▶ **Short task**
From the listing below, pull out the lines that hold "human".

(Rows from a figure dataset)
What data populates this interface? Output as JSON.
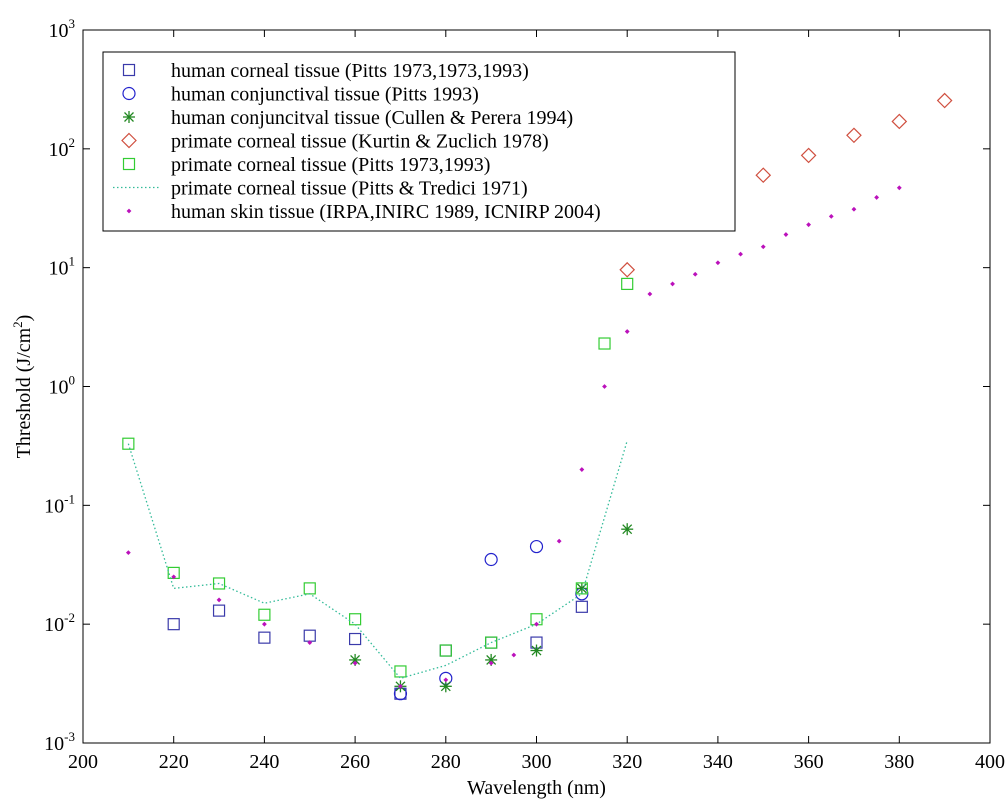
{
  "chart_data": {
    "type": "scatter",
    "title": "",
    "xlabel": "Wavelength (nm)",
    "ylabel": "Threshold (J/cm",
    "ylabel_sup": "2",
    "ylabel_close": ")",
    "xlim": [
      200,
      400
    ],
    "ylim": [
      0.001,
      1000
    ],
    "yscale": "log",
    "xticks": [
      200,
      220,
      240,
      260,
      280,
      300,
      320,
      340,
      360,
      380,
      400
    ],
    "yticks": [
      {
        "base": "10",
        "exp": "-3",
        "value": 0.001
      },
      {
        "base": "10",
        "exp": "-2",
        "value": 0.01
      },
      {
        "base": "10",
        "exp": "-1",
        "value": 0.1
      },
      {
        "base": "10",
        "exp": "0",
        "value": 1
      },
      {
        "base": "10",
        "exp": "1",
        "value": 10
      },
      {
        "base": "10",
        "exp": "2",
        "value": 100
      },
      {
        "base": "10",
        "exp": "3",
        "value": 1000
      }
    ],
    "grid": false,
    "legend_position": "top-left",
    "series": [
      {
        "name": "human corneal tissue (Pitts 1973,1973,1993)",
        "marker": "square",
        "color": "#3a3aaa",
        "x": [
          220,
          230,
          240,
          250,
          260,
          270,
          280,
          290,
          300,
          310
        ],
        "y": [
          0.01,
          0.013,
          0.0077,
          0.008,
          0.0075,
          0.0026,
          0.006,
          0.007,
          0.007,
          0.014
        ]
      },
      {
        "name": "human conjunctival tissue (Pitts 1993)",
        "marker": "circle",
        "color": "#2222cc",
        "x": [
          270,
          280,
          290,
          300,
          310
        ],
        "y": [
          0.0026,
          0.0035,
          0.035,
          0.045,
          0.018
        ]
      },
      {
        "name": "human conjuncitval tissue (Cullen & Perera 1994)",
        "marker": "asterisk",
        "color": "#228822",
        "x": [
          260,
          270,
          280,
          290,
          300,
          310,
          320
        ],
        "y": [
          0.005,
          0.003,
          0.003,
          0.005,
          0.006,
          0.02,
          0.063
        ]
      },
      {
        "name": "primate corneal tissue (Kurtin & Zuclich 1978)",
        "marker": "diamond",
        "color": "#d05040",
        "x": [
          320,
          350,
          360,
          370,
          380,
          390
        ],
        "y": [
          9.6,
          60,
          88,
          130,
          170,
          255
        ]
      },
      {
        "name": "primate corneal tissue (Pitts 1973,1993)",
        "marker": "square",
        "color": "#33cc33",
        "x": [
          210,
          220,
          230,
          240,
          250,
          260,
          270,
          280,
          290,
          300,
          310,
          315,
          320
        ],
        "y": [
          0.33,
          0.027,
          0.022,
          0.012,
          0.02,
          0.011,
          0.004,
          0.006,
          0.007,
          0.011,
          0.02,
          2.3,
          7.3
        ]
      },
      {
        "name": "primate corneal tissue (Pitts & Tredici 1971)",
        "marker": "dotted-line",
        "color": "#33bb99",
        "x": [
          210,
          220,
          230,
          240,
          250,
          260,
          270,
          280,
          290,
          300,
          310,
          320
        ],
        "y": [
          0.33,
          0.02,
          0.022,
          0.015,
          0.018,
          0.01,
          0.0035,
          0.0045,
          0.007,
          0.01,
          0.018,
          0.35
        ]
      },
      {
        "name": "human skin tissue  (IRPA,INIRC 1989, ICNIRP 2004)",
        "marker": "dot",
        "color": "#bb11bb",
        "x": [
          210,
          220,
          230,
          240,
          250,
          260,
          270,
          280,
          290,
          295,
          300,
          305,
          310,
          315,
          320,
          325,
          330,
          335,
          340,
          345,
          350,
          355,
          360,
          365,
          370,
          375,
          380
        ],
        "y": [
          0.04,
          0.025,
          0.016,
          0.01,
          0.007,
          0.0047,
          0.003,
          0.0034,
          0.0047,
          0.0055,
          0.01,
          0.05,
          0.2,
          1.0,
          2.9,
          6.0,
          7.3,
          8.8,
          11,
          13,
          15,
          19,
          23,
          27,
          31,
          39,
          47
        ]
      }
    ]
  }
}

▶ **Reply**
        "name": "human corneal tissue (Pitts 1973,1973,1993)",
        "name": "human conjunctival tissue (Pitts 1993)",
        "name": "human conjuncitval tissue (Cullen & Perera 1994)",
        "name": "human skin tissue  (IRPA,INIRC 1989, ICNIRP 2004)",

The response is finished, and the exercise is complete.